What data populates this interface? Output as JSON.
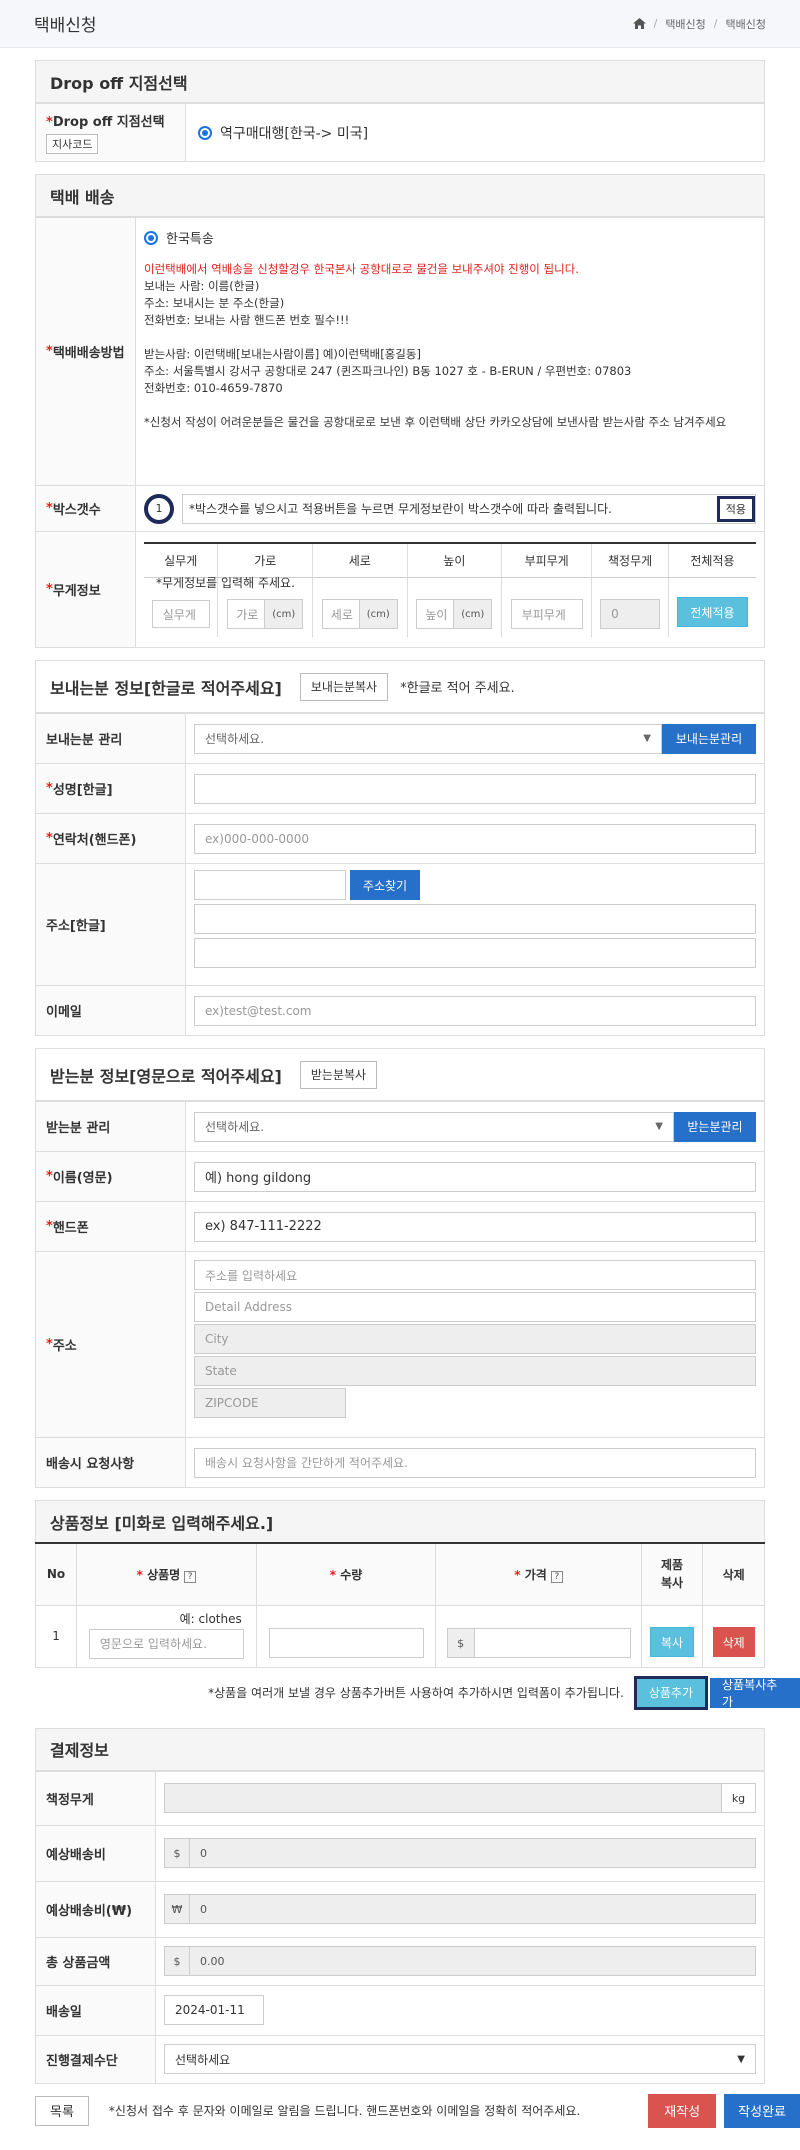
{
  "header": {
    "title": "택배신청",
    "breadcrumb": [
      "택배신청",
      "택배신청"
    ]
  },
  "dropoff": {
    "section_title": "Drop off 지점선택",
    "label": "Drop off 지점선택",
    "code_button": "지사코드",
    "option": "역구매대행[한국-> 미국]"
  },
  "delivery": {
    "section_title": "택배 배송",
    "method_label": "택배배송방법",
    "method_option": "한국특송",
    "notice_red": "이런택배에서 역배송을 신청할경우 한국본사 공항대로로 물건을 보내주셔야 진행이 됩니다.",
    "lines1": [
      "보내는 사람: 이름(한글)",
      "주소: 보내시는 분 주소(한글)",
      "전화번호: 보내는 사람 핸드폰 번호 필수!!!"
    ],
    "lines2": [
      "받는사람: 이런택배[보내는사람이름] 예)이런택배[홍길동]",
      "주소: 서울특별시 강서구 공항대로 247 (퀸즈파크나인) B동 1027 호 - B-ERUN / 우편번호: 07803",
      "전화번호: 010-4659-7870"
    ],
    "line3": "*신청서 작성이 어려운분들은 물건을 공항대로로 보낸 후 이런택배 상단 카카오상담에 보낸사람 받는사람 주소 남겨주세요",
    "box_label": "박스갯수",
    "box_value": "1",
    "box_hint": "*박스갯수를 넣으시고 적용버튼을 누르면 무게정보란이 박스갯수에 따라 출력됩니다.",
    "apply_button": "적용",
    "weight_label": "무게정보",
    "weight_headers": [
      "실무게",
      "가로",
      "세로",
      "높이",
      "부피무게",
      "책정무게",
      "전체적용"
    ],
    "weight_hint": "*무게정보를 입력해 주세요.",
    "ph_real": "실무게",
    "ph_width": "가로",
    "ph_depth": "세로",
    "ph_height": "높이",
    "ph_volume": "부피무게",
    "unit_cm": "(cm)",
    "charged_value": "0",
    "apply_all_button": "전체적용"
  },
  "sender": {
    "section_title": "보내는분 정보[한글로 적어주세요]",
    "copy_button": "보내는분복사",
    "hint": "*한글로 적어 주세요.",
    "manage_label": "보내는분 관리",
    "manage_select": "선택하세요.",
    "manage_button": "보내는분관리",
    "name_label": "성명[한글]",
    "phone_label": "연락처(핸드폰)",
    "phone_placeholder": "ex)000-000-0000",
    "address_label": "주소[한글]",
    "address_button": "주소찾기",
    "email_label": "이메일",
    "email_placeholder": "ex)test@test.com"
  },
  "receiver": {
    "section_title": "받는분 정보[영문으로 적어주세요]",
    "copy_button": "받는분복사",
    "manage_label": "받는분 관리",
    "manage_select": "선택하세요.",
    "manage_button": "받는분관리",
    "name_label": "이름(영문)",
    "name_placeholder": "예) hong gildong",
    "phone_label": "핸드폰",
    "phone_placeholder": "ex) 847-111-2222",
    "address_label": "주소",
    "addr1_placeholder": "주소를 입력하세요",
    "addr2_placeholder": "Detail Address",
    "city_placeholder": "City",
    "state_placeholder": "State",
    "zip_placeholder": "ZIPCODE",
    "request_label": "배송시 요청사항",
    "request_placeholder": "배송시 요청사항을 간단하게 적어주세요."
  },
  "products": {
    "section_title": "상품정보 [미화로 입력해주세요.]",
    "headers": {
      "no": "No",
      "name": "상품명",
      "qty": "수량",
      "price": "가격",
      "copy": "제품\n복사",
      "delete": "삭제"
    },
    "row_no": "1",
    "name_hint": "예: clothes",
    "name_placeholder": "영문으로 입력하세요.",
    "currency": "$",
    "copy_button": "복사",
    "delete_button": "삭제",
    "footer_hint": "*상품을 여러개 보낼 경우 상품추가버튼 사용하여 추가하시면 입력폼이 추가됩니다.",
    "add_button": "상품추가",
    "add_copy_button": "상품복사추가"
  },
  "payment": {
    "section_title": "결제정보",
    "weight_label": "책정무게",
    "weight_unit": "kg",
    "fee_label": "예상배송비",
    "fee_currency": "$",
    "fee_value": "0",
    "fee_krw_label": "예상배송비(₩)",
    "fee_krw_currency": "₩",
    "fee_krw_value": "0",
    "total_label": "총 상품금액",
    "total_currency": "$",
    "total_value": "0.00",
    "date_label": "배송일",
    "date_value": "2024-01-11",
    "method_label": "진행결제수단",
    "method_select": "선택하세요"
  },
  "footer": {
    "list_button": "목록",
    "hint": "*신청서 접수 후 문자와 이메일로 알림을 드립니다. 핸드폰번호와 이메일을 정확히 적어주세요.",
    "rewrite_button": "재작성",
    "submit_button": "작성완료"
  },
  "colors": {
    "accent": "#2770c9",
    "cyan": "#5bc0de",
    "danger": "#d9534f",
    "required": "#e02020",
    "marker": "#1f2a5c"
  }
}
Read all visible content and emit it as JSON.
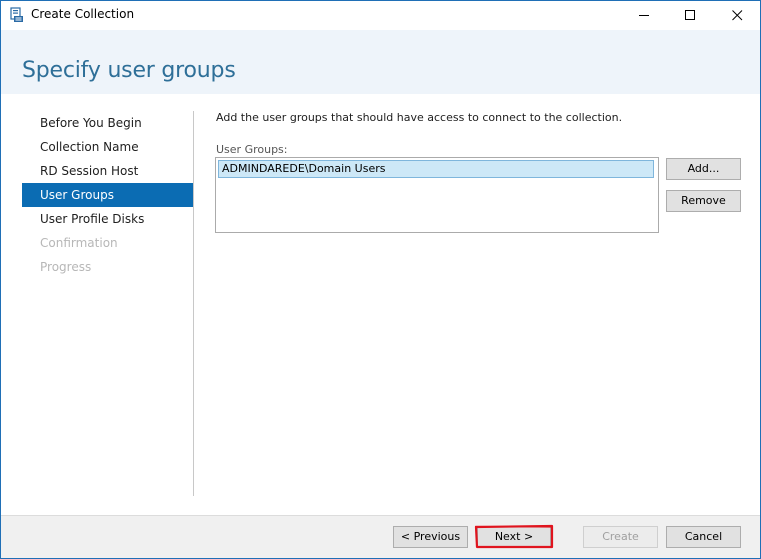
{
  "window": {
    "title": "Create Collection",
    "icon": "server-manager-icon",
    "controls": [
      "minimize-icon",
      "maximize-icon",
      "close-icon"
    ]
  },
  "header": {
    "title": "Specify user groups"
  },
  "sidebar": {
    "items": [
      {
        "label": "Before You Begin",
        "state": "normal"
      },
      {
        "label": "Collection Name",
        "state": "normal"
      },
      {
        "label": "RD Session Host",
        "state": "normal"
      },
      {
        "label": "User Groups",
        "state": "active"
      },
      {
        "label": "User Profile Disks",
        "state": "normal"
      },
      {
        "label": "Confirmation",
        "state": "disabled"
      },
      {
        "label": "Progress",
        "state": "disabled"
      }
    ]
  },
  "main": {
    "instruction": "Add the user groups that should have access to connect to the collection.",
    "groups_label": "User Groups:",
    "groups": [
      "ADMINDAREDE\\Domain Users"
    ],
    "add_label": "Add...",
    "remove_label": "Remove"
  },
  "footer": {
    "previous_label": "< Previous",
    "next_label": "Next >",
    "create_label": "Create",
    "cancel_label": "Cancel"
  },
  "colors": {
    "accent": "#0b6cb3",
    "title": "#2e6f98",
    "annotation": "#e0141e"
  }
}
* * *
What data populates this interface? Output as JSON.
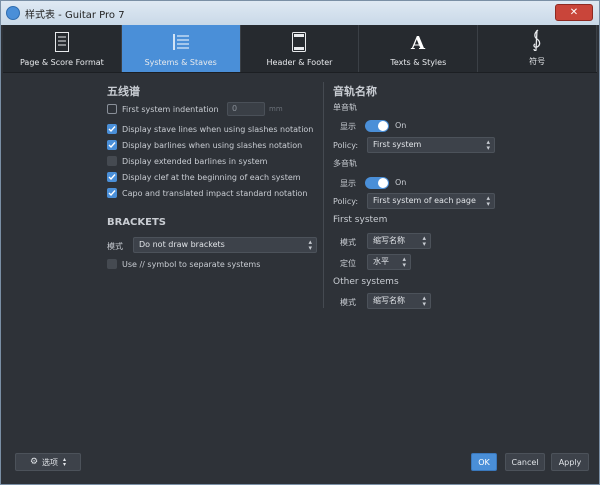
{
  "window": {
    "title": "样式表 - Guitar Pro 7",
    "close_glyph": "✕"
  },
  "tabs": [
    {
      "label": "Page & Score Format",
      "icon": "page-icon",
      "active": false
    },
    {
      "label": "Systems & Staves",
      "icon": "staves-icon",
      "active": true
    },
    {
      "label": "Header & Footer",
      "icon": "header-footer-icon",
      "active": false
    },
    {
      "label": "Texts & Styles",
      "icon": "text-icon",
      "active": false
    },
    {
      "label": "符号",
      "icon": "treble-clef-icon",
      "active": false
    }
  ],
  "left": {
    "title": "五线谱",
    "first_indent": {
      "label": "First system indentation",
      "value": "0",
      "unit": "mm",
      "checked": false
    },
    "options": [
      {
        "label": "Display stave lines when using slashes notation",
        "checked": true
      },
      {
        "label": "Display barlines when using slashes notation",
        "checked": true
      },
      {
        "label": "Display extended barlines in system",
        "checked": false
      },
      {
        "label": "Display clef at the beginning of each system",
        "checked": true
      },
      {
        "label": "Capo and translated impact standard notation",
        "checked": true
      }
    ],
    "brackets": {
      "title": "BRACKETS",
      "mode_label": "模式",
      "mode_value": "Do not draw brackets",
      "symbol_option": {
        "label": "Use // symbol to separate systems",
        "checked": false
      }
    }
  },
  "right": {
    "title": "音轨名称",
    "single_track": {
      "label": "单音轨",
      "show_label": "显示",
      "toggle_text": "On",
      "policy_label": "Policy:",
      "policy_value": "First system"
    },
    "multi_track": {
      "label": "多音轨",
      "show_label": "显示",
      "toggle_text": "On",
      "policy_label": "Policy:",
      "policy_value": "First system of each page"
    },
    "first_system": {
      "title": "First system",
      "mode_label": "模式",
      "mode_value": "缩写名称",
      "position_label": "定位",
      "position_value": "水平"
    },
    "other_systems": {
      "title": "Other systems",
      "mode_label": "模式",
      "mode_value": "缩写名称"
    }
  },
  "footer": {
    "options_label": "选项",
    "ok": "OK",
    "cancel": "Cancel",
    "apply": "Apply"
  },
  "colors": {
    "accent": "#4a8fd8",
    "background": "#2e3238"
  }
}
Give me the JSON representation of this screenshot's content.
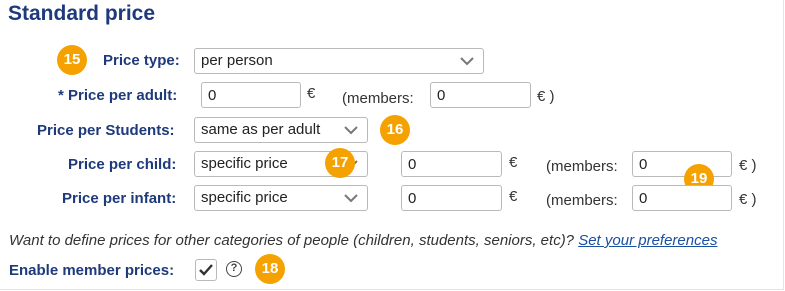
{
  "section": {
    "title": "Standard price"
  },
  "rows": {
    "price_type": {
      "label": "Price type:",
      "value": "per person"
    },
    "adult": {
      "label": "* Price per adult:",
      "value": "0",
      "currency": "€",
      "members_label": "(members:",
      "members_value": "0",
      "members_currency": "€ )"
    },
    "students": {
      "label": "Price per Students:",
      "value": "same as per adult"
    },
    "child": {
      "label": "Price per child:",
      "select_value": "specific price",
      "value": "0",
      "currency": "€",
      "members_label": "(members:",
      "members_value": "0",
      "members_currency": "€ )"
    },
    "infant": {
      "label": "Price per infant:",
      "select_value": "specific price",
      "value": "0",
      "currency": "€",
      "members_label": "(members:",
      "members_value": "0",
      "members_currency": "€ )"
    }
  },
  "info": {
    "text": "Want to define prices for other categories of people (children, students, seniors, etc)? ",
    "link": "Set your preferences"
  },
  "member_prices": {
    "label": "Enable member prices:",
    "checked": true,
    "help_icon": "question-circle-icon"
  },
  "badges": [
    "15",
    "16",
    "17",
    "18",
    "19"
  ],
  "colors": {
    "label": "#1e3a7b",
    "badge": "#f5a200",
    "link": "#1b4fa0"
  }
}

OBJECTIVE: Copy each line of the records that contains the word "when".

WRITTEN REPLY:
        "label": "Display stave lines when using slashes notation",
        "label": "Display barlines when using slashes notation",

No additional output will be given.